**YOUR INSTRUCTIONS**
Write out only the lines running from the one that contains "Extract all readable text from this page." to the end of the material, both ends included.
** Begin **
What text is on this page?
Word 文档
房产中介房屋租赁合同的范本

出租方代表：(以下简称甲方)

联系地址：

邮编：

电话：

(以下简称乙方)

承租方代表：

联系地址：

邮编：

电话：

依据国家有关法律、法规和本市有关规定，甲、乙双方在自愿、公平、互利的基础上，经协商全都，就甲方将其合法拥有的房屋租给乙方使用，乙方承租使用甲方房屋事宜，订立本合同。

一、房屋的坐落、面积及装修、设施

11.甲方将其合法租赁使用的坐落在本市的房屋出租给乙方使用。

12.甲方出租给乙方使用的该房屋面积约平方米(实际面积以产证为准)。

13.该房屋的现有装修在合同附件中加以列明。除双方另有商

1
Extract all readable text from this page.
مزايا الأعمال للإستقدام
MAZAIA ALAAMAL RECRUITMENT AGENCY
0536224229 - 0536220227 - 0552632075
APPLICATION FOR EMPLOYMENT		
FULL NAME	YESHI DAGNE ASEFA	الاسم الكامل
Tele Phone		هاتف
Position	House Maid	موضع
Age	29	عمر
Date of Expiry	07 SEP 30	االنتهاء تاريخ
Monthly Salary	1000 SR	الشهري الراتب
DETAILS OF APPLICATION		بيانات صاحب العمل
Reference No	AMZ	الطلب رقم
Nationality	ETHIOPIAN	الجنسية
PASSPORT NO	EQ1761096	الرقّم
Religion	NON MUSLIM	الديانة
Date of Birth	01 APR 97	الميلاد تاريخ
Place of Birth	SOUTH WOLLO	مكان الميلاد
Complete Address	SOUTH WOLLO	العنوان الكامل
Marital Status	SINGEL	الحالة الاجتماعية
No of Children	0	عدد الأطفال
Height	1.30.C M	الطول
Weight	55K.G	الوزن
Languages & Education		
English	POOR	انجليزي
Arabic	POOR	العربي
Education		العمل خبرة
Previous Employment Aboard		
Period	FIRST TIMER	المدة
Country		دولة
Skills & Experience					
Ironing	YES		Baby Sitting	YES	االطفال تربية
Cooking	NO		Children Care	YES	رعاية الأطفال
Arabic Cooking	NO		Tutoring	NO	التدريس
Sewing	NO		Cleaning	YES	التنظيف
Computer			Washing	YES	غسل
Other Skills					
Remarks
** End **
**SOLUTION TO THE EXERCISE**
Extract all readable text from this page.
مزايا الأعمال للإستقدام
MAZAIA ALAAMAL RECRUITMENT AGENCY
0536224229 - 0536220227 - 0552632075
APPLICATION FOR EMPLOYMENT		
FULL NAME	YESHI DAGNE ASEFA	الاسم الكامل
Tele Phone		هاتف
Position	House Maid	موضع
Age	29	عمر
Date of Expiry	07 SEP 30	االنتهاء تاريخ
Monthly Salary	1000 SR	الشهري الراتب
DETAILS OF APPLICATION		بيانات صاحب العمل
Reference No	AMZ	الطلب رقم
Nationality	ETHIOPIAN	الجنسية
PASSPORT NO	EQ1761096	الرقّم
Religion	NON MUSLIM	الديانة
Date of Birth	01 APR 97	الميلاد تاريخ
Place of Birth	SOUTH WOLLO	مكان الميلاد
Complete Address	SOUTH WOLLO	العنوان الكامل
Marital Status	SINGEL	الحالة الاجتماعية
No of Children	0	عدد الأطفال
Height	1.30.C M	الطول
Weight	55K.G	الوزن
Languages & Education		
English	POOR	انجليزي
Arabic	POOR	العربي
Education		العمل خبرة
Previous Employment Aboard		
Period	FIRST TIMER	المدة
Country		دولة
Skills & Experience					
Ironing	YES		Baby Sitting	YES	االطفال تربية
Cooking	NO		Children Care	YES	رعاية الأطفال
Arabic Cooking	NO		Tutoring	NO	التدريس
Sewing	NO		Cleaning	YES	التنظيف
Computer			Washing	YES	غسل
Other Skills					
Remarks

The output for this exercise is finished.